* **What is being asked**:
Show every line of the records below that contains the word "最新民情数据排行周报发布".

------ Data rows ------

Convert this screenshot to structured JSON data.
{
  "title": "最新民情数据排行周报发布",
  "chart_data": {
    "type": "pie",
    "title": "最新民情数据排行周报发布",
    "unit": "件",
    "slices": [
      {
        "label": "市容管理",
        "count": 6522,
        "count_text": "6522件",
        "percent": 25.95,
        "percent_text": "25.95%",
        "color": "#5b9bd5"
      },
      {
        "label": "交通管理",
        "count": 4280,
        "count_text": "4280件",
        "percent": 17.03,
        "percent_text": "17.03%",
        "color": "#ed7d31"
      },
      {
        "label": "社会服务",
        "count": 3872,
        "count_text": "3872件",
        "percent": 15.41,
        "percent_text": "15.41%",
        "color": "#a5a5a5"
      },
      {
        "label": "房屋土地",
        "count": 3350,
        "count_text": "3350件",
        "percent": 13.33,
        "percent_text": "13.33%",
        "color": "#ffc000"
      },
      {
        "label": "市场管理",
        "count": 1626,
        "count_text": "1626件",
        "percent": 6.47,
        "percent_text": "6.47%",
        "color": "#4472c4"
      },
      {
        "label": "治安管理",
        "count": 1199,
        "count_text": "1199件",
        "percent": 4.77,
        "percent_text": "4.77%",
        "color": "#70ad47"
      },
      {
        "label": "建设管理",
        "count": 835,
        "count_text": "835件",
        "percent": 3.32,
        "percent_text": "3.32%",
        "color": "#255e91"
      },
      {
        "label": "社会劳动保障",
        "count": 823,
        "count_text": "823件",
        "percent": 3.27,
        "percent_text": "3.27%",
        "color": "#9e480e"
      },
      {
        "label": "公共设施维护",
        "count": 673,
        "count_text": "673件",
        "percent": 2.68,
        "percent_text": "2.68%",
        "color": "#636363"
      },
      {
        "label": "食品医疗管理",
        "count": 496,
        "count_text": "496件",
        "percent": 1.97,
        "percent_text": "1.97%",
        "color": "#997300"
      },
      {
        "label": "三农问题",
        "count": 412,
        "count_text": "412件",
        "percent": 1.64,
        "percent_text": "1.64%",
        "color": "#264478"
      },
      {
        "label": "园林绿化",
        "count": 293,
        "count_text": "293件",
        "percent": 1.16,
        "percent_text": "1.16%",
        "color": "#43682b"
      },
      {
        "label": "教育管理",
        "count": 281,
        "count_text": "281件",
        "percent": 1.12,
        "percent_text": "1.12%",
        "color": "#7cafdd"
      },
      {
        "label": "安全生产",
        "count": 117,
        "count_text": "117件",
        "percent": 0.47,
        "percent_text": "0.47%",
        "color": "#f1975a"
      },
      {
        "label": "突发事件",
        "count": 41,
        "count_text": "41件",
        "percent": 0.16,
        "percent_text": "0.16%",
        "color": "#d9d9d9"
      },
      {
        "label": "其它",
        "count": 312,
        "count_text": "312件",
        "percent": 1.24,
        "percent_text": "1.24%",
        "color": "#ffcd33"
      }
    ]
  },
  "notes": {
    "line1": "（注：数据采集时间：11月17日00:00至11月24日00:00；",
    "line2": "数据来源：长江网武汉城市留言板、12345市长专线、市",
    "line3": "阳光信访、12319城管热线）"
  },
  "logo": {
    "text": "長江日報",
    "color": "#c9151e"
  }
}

------

* **Answer to the exercise**:
  "title": "最新民情数据排行周报发布",
    "title": "最新民情数据排行周报发布",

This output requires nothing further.